THE REQUEST: Each entry must be given again exactly; images do not belong in the copy.
════════════════════
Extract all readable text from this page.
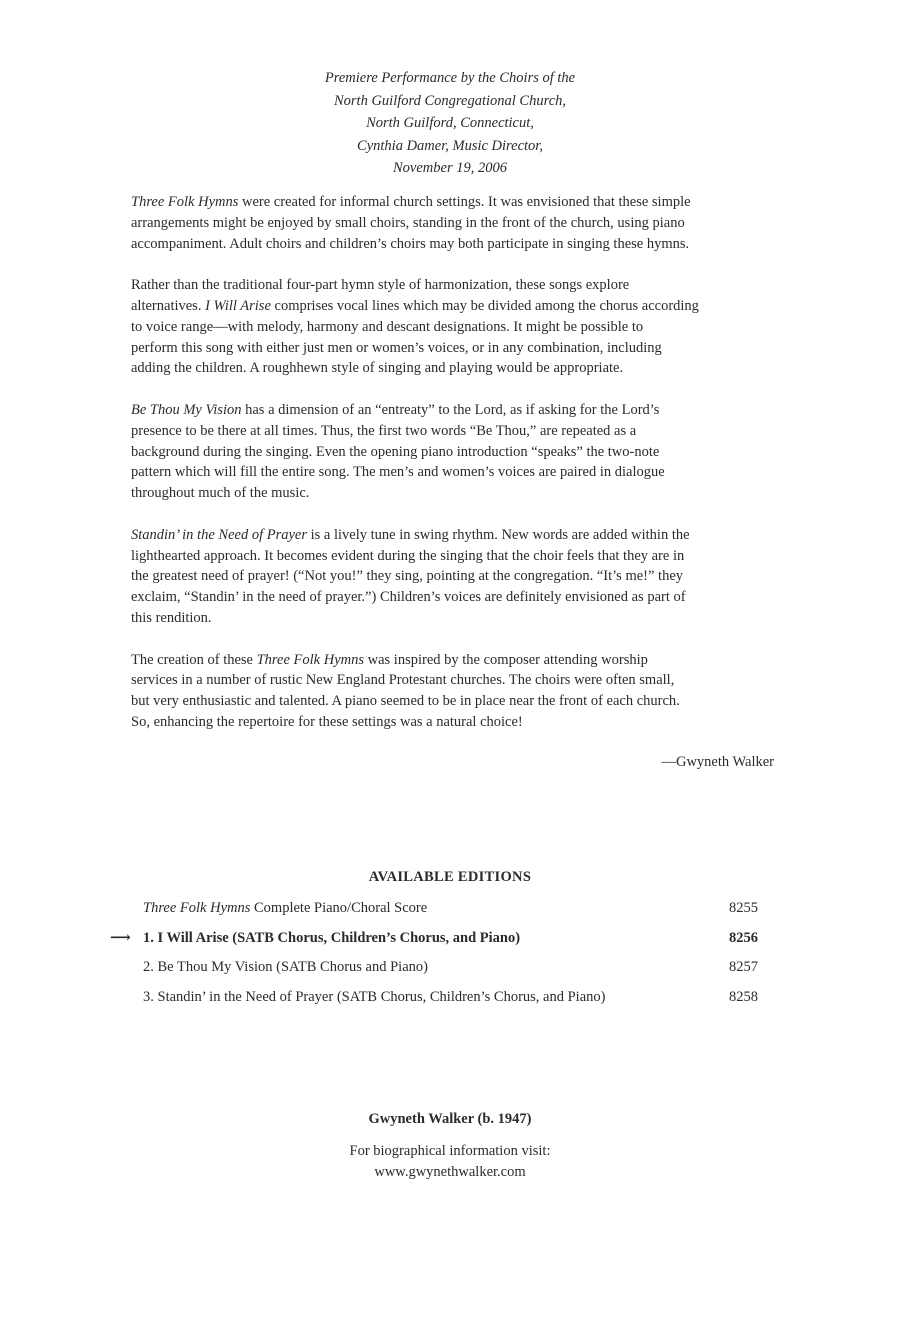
Premiere Performance by the Choirs of the
North Guilford Congregational Church,
North Guilford, Connecticut,
Cynthia Damer, Music Director,
November 19, 2006

Three Folk Hymns were created for informal church settings. It was envisioned that these simple
arrangements might be enjoyed by small choirs, standing in the front of the church, using piano
accompaniment. Adult choirs and children’s choirs may both participate in singing these hymns.

Rather than the traditional four-part hymn style of harmonization, these songs explore
alternatives. I Will Arise comprises vocal lines which may be divided among the chorus according
to voice range—with melody, harmony and descant designations. It might be possible to
perform this song with either just men or women’s voices, or in any combination, including
adding the children. A roughhewn style of singing and playing would be appropriate.

Be Thou My Vision has a dimension of an “entreaty” to the Lord, as if asking for the Lord’s
presence to be there at all times. Thus, the first two words “Be Thou,” are repeated as a
background during the singing. Even the opening piano introduction “speaks” the two-note
pattern which will fill the entire song. The men’s and women’s voices are paired in dialogue
throughout much of the music.

Standin’ in the Need of Prayer is a lively tune in swing rhythm. New words are added within the
lighthearted approach. It becomes evident during the singing that the choir feels that they are in
the greatest need of prayer! (“Not you!” they sing, pointing at the congregation. “It’s me!” they
exclaim, “Standin’ in the need of prayer.”) Children’s voices are definitely envisioned as part of
this rendition.

The creation of these Three Folk Hymns was inspired by the composer attending worship
services in a number of rustic New England Protestant churches. The choirs were often small,
but very enthusiastic and talented. A piano seemed to be in place near the front of each church.
So, enhancing the repertoire for these settings was a natural choice!

—Gwyneth Walker
AVAILABLE EDITIONS
Three Folk Hymns Complete Piano/Choral Score	8255
⟶ 1. I Will Arise (SATB Chorus, Children’s Chorus, and Piano)	8256
2. Be Thou My Vision (SATB Chorus and Piano)	8257
3. Standin’ in the Need of Prayer (SATB Chorus, Children’s Chorus, and Piano)	8258
Gwyneth Walker (b. 1947)
For biographical information visit:
www.gwynethwalker.com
════════════════════
REPLY:
Extract all readable text from this page.
Premiere Performance by the Choirs of the
North Guilford Congregational Church,
North Guilford, Connecticut,
Cynthia Damer, Music Director,
November 19, 2006

Three Folk Hymns were created for informal church settings. It was envisioned that these simple
arrangements might be enjoyed by small choirs, standing in the front of the church, using piano
accompaniment. Adult choirs and children’s choirs may both participate in singing these hymns.

Rather than the traditional four-part hymn style of harmonization, these songs explore
alternatives. I Will Arise comprises vocal lines which may be divided among the chorus according
to voice range—with melody, harmony and descant designations. It might be possible to
perform this song with either just men or women’s voices, or in any combination, including
adding the children. A roughhewn style of singing and playing would be appropriate.

Be Thou My Vision has a dimension of an “entreaty” to the Lord, as if asking for the Lord’s
presence to be there at all times. Thus, the first two words “Be Thou,” are repeated as a
background during the singing. Even the opening piano introduction “speaks” the two-note
pattern which will fill the entire song. The men’s and women’s voices are paired in dialogue
throughout much of the music.

Standin’ in the Need of Prayer is a lively tune in swing rhythm. New words are added within the
lighthearted approach. It becomes evident during the singing that the choir feels that they are in
the greatest need of prayer! (“Not you!” they sing, pointing at the congregation. “It’s me!” they
exclaim, “Standin’ in the need of prayer.”) Children’s voices are definitely envisioned as part of
this rendition.

The creation of these Three Folk Hymns was inspired by the composer attending worship
services in a number of rustic New England Protestant churches. The choirs were often small,
but very enthusiastic and talented. A piano seemed to be in place near the front of each church.
So, enhancing the repertoire for these settings was a natural choice!

—Gwyneth Walker
AVAILABLE EDITIONS
Three Folk Hymns Complete Piano/Choral Score	8255
⟶ 1. I Will Arise (SATB Chorus, Children’s Chorus, and Piano)	8256
2. Be Thou My Vision (SATB Chorus and Piano)	8257
3. Standin’ in the Need of Prayer (SATB Chorus, Children’s Chorus, and Piano)	8258
Gwyneth Walker (b. 1947)
For biographical information visit:
www.gwynethwalker.com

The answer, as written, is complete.